List each line of the data that holds the string "금천남부".

— START OF LISTED ENTRIES —

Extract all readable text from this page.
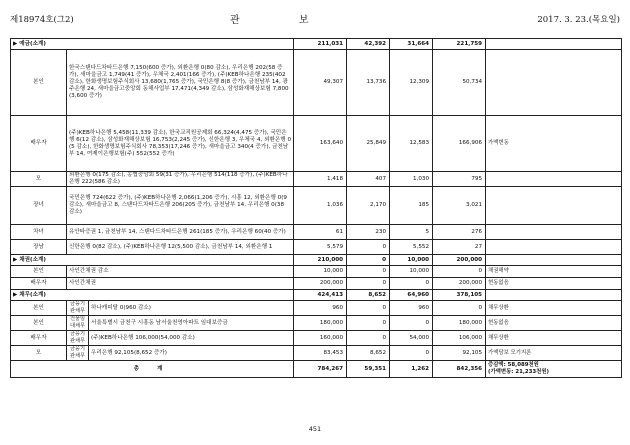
제18974호(그2)	관 보	2017. 3. 23.(목요일)
▶ 예금(소계)			211,031	42,392	31,664	221,759	
본인	한국스탠다드차타드은행 7,150(600 증가), 외환은행 0(80 감소), 우리은행 202(58 증가), 새마을금고 1,749(41 증가), 우체국 2,401(166 증가), (주)KEB하나은행 235(402 감소), 한화생명보험주식회사 13,680(1,765 증가), 국민은행 8(8 증가), 금천남부 14, 광주은행 24, 새마을금고중앙회 동해사업부 17,471(4,349 감소), 삼성화재해상보험 7,800(3,600 증가)		49,307	13,736	12,309	50,734	
배우자	(주)KEB하나은행 5,458(11,339 감소), 한국교직원공제회 66,324(4,475 증가), 국민은행 6(12 감소), 삼성화재해상보험 16,753(2,245 증가), 신한은행 3, 우체국 4, 외환은행 0(5 감소), 한화생명보험주식회사 78,353(17,246 증가), 새마을금고 340(4 증가), 금천남부 14, 여제이은행보험(주) 552(552 증가)		163,640	25,849	12,583	166,906	가액변동
모	외환은행 0(175 감소), 농협중앙회 59(31 증가), 우리은행 514(118 증가), (주)KEB하나은행 222(586 감소)		1,418	407	1,030	795	
장녀	국민은행 724(622 증가), (주)KEB하나은행 2,066(1,206 증가), 시흥 12, 외환은행 0(9 감소), 새마을금고 8, 스탠다드차타드은행 206(205 증가), 금천남부 14, 우리은행 0(38 감소)		1,036	2,170	185	3,021	
차녀	유안타증권 1, 금천남부 14, 스탠다드차타드은행 261(185 증가), 우리은행 60(40 증가)		61	230	5	276	
장남	신한은행 0(82 감소), (주)KEB하나은행 12(5,500 감소), 금천남부 14, 외환은행 1		5,579	0	5,552	27	
▶ 채권(소계)			210,000	0	10,000	200,000	
본인	사인간채권 감소		10,000	0	10,000	0	채권해약
배우자	사인간채권		200,000	0	0	200,000	현동없음
▶ 채무(소계)			424,413	8,652	64,960	378,105	
본인	금융기관채무	하나캐피탈 0(960 감소)	960	0	960	0	채무상환
본인	건물임대채무	서울특별시 금천구 시흥동 남서울천영아파트 임대보증금	180,000	0	0	180,000	현동없음
배우자	금융기관채무	(주)KEB하나은행 106,000(54,000 감소)	160,000	0	54,000	106,000	채무상환
모	금융기관채무	우리은행 92,105(8,652 증가)	83,453	8,652	0	92,105	가액담보 모기지론
총 계			784,267	59,351	1,262	842,356	증감액: 58,089천원
(가액변동: 21,233천원)
451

— END OF LISTED ENTRIES —

_WRITTEN REPLY_:
본인	한국스탠다드차타드은행 7,150(600 증가), 외환은행 0(80 감소), 우리은행 202(58 증가), 새마을금고 1,749(41 증가), 우체국 2,401(166 증가), (주)KEB하나은행 235(402 감소), 한화생명보험주식회사 13,680(1,765 증가), 국민은행 8(8 증가), 금천남부 14, 광주은행 24, 새마을금고중앙회 동해사업부 17,471(4,349 감소), 삼성화재해상보험 7,800(3,600 증가)		49,307	13,736	12,309	50,734	
배우자	(주)KEB하나은행 5,458(11,339 감소), 한국교직원공제회 66,324(4,475 증가), 국민은행 6(12 감소), 삼성화재해상보험 16,753(2,245 증가), 신한은행 3, 우체국 4, 외환은행 0(5 감소), 한화생명보험주식회사 78,353(17,246 증가), 새마을금고 340(4 증가), 금천남부 14, 여제이은행보험(주) 552(552 증가)		163,640	25,849	12,583	166,906	가액변동
장녀	국민은행 724(622 증가), (주)KEB하나은행 2,066(1,206 증가), 시흥 12, 외환은행 0(9 감소), 새마을금고 8, 스탠다드차타드은행 206(205 증가), 금천남부 14, 우리은행 0(38 감소)		1,036	2,170	185	3,021	
차녀	유안타증권 1, 금천남부 14, 스탠다드차타드은행 261(185 증가), 우리은행 60(40 증가)		61	230	5	276	
장남	신한은행 0(82 감소), (주)KEB하나은행 12(5,500 감소), 금천남부 14, 외환은행 1		5,579	0	5,552	27	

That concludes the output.